Records from a collection of figures

============

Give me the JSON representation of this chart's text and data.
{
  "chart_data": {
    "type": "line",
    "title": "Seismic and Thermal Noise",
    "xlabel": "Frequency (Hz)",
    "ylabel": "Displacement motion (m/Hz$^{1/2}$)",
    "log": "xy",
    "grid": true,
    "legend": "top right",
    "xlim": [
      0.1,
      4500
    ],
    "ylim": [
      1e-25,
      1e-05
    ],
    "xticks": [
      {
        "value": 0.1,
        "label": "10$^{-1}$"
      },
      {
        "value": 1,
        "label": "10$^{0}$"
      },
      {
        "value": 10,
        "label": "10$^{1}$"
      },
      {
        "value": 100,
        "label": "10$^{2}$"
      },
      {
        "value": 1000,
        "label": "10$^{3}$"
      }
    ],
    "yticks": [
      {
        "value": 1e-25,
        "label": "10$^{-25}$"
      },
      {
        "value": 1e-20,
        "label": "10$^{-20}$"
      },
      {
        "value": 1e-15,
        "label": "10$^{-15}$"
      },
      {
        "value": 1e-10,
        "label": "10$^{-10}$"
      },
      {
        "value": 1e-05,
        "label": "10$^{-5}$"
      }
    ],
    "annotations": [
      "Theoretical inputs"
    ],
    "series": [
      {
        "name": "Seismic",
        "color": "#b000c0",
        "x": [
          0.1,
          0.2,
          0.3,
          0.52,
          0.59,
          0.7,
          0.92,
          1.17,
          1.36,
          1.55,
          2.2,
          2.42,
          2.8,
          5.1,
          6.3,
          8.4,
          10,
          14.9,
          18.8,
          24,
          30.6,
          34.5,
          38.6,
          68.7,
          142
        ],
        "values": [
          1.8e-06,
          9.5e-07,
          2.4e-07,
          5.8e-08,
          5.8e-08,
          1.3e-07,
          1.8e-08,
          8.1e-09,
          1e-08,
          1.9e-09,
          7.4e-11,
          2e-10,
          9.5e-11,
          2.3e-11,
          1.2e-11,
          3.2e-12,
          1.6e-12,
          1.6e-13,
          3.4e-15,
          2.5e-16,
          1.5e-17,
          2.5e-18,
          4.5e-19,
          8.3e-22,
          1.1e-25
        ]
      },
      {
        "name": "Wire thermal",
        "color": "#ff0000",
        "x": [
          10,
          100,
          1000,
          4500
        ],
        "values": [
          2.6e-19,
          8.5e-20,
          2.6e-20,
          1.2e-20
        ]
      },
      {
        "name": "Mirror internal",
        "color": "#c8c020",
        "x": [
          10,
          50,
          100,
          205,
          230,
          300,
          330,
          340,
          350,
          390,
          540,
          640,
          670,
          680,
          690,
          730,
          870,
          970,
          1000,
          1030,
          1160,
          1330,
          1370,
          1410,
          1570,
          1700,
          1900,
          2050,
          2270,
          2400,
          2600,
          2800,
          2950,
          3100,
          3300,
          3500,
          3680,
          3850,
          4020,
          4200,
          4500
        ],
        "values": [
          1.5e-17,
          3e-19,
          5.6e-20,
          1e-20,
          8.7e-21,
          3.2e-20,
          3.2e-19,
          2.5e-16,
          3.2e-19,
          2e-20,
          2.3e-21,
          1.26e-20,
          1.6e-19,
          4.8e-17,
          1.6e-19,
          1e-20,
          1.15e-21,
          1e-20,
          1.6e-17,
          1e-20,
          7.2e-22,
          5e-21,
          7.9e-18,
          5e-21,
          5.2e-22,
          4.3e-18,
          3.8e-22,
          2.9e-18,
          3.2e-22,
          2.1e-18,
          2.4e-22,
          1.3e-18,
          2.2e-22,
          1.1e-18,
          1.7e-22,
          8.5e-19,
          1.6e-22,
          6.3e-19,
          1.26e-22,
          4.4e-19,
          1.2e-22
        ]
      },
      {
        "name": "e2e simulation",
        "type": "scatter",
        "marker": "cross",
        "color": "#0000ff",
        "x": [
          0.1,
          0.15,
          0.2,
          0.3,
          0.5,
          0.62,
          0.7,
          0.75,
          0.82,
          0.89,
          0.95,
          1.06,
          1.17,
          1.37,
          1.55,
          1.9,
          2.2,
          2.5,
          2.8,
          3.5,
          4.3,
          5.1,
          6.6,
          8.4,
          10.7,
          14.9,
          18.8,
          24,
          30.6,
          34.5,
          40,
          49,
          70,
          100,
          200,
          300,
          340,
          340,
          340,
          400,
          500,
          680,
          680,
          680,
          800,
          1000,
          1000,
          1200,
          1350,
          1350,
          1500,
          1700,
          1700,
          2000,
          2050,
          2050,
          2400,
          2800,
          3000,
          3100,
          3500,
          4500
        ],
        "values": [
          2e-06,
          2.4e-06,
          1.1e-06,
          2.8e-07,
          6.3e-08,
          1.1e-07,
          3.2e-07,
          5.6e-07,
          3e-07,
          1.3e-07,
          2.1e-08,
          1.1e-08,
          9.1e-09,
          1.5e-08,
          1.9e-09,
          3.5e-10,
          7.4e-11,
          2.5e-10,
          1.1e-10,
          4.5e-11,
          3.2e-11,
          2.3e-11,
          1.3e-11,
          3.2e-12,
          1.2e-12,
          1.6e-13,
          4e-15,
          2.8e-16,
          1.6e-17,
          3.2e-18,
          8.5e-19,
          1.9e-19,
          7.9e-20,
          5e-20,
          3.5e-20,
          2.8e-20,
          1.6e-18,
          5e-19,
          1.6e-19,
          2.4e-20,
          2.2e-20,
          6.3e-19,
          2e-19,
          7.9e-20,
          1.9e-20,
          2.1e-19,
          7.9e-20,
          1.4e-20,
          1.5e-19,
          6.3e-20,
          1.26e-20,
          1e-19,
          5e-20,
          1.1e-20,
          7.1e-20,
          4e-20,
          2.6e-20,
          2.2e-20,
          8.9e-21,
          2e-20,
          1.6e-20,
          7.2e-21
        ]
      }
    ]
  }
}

============

* **Directive**
Exactly reproduce every line of the records.

* **Expected answer**
Give me the JSON representation of this chart's text and data.
{
  "chart_data": {
    "type": "line",
    "title": "Seismic and Thermal Noise",
    "xlabel": "Frequency (Hz)",
    "ylabel": "Displacement motion (m/Hz$^{1/2}$)",
    "log": "xy",
    "grid": true,
    "legend": "top right",
    "xlim": [
      0.1,
      4500
    ],
    "ylim": [
      1e-25,
      1e-05
    ],
    "xticks": [
      {
        "value": 0.1,
        "label": "10$^{-1}$"
      },
      {
        "value": 1,
        "label": "10$^{0}$"
      },
      {
        "value": 10,
        "label": "10$^{1}$"
      },
      {
        "value": 100,
        "label": "10$^{2}$"
      },
      {
        "value": 1000,
        "label": "10$^{3}$"
      }
    ],
    "yticks": [
      {
        "value": 1e-25,
        "label": "10$^{-25}$"
      },
      {
        "value": 1e-20,
        "label": "10$^{-20}$"
      },
      {
        "value": 1e-15,
        "label": "10$^{-15}$"
      },
      {
        "value": 1e-10,
        "label": "10$^{-10}$"
      },
      {
        "value": 1e-05,
        "label": "10$^{-5}$"
      }
    ],
    "annotations": [
      "Theoretical inputs"
    ],
    "series": [
      {
        "name": "Seismic",
        "color": "#b000c0",
        "x": [
          0.1,
          0.2,
          0.3,
          0.52,
          0.59,
          0.7,
          0.92,
          1.17,
          1.36,
          1.55,
          2.2,
          2.42,
          2.8,
          5.1,
          6.3,
          8.4,
          10,
          14.9,
          18.8,
          24,
          30.6,
          34.5,
          38.6,
          68.7,
          142
        ],
        "values": [
          1.8e-06,
          9.5e-07,
          2.4e-07,
          5.8e-08,
          5.8e-08,
          1.3e-07,
          1.8e-08,
          8.1e-09,
          1e-08,
          1.9e-09,
          7.4e-11,
          2e-10,
          9.5e-11,
          2.3e-11,
          1.2e-11,
          3.2e-12,
          1.6e-12,
          1.6e-13,
          3.4e-15,
          2.5e-16,
          1.5e-17,
          2.5e-18,
          4.5e-19,
          8.3e-22,
          1.1e-25
        ]
      },
      {
        "name": "Wire thermal",
        "color": "#ff0000",
        "x": [
          10,
          100,
          1000,
          4500
        ],
        "values": [
          2.6e-19,
          8.5e-20,
          2.6e-20,
          1.2e-20
        ]
      },
      {
        "name": "Mirror internal",
        "color": "#c8c020",
        "x": [
          10,
          50,
          100,
          205,
          230,
          300,
          330,
          340,
          350,
          390,
          540,
          640,
          670,
          680,
          690,
          730,
          870,
          970,
          1000,
          1030,
          1160,
          1330,
          1370,
          1410,
          1570,
          1700,
          1900,
          2050,
          2270,
          2400,
          2600,
          2800,
          2950,
          3100,
          3300,
          3500,
          3680,
          3850,
          4020,
          4200,
          4500
        ],
        "values": [
          1.5e-17,
          3e-19,
          5.6e-20,
          1e-20,
          8.7e-21,
          3.2e-20,
          3.2e-19,
          2.5e-16,
          3.2e-19,
          2e-20,
          2.3e-21,
          1.26e-20,
          1.6e-19,
          4.8e-17,
          1.6e-19,
          1e-20,
          1.15e-21,
          1e-20,
          1.6e-17,
          1e-20,
          7.2e-22,
          5e-21,
          7.9e-18,
          5e-21,
          5.2e-22,
          4.3e-18,
          3.8e-22,
          2.9e-18,
          3.2e-22,
          2.1e-18,
          2.4e-22,
          1.3e-18,
          2.2e-22,
          1.1e-18,
          1.7e-22,
          8.5e-19,
          1.6e-22,
          6.3e-19,
          1.26e-22,
          4.4e-19,
          1.2e-22
        ]
      },
      {
        "name": "e2e simulation",
        "type": "scatter",
        "marker": "cross",
        "color": "#0000ff",
        "x": [
          0.1,
          0.15,
          0.2,
          0.3,
          0.5,
          0.62,
          0.7,
          0.75,
          0.82,
          0.89,
          0.95,
          1.06,
          1.17,
          1.37,
          1.55,
          1.9,
          2.2,
          2.5,
          2.8,
          3.5,
          4.3,
          5.1,
          6.6,
          8.4,
          10.7,
          14.9,
          18.8,
          24,
          30.6,
          34.5,
          40,
          49,
          70,
          100,
          200,
          300,
          340,
          340,
          340,
          400,
          500,
          680,
          680,
          680,
          800,
          1000,
          1000,
          1200,
          1350,
          1350,
          1500,
          1700,
          1700,
          2000,
          2050,
          2050,
          2400,
          2800,
          3000,
          3100,
          3500,
          4500
        ],
        "values": [
          2e-06,
          2.4e-06,
          1.1e-06,
          2.8e-07,
          6.3e-08,
          1.1e-07,
          3.2e-07,
          5.6e-07,
          3e-07,
          1.3e-07,
          2.1e-08,
          1.1e-08,
          9.1e-09,
          1.5e-08,
          1.9e-09,
          3.5e-10,
          7.4e-11,
          2.5e-10,
          1.1e-10,
          4.5e-11,
          3.2e-11,
          2.3e-11,
          1.3e-11,
          3.2e-12,
          1.2e-12,
          1.6e-13,
          4e-15,
          2.8e-16,
          1.6e-17,
          3.2e-18,
          8.5e-19,
          1.9e-19,
          7.9e-20,
          5e-20,
          3.5e-20,
          2.8e-20,
          1.6e-18,
          5e-19,
          1.6e-19,
          2.4e-20,
          2.2e-20,
          6.3e-19,
          2e-19,
          7.9e-20,
          1.9e-20,
          2.1e-19,
          7.9e-20,
          1.4e-20,
          1.5e-19,
          6.3e-20,
          1.26e-20,
          1e-19,
          5e-20,
          1.1e-20,
          7.1e-20,
          4e-20,
          2.6e-20,
          2.2e-20,
          8.9e-21,
          2e-20,
          1.6e-20,
          7.2e-21
        ]
      }
    ]
  }
}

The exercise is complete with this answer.